### DATASET ENTRIES
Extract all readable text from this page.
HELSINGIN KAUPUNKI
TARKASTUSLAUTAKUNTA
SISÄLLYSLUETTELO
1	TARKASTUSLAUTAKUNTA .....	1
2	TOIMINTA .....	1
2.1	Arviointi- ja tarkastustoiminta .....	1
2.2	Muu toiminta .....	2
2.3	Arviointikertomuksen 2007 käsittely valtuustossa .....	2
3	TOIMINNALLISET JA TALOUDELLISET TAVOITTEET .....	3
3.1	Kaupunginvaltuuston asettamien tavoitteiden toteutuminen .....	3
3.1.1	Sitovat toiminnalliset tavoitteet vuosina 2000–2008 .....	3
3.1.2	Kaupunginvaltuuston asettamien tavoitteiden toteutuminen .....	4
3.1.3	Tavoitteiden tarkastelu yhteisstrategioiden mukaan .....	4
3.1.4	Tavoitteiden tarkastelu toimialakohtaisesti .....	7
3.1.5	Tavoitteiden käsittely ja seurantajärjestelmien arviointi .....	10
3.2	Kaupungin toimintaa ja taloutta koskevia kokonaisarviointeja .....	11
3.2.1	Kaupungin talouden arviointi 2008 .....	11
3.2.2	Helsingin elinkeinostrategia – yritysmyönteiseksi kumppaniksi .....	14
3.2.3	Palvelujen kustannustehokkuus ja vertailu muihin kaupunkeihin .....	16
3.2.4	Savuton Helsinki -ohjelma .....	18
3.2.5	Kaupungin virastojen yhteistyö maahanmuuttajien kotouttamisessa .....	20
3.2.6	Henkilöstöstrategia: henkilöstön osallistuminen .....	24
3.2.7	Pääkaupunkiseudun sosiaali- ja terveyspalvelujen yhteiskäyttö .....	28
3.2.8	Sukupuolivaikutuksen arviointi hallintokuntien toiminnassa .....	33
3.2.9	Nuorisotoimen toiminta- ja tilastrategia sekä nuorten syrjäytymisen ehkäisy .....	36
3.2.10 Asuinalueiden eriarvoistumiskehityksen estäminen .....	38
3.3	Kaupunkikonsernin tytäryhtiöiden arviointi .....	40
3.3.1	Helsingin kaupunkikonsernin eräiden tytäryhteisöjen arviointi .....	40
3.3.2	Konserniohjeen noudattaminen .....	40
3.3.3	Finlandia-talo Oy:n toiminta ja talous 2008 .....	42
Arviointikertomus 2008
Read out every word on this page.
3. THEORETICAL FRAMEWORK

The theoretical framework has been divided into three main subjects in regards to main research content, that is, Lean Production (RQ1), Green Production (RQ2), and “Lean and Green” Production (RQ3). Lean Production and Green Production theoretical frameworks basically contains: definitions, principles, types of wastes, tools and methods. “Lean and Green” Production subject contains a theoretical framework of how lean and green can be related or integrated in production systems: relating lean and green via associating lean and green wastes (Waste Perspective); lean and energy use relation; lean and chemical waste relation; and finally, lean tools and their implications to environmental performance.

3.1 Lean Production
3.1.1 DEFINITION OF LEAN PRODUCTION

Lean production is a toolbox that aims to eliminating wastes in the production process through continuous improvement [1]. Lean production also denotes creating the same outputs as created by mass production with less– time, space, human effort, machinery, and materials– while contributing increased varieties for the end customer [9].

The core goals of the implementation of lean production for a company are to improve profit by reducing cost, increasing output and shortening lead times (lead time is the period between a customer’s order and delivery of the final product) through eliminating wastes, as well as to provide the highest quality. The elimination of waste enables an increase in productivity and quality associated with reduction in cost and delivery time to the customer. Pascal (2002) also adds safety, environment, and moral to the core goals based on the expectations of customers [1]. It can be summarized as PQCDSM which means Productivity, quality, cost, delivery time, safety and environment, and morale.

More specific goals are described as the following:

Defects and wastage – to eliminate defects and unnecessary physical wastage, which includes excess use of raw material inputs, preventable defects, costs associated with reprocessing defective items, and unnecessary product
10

### WHAT IS ASKED
Filter the records above and return every line that holds the word "asettamien".

### ANSWER FOR THIS EXERCISE
3.1	Kaupunginvaltuuston asettamien tavoitteiden toteutuminen .....	3
3.1.2	Kaupunginvaltuuston asettamien tavoitteiden toteutuminen .....	4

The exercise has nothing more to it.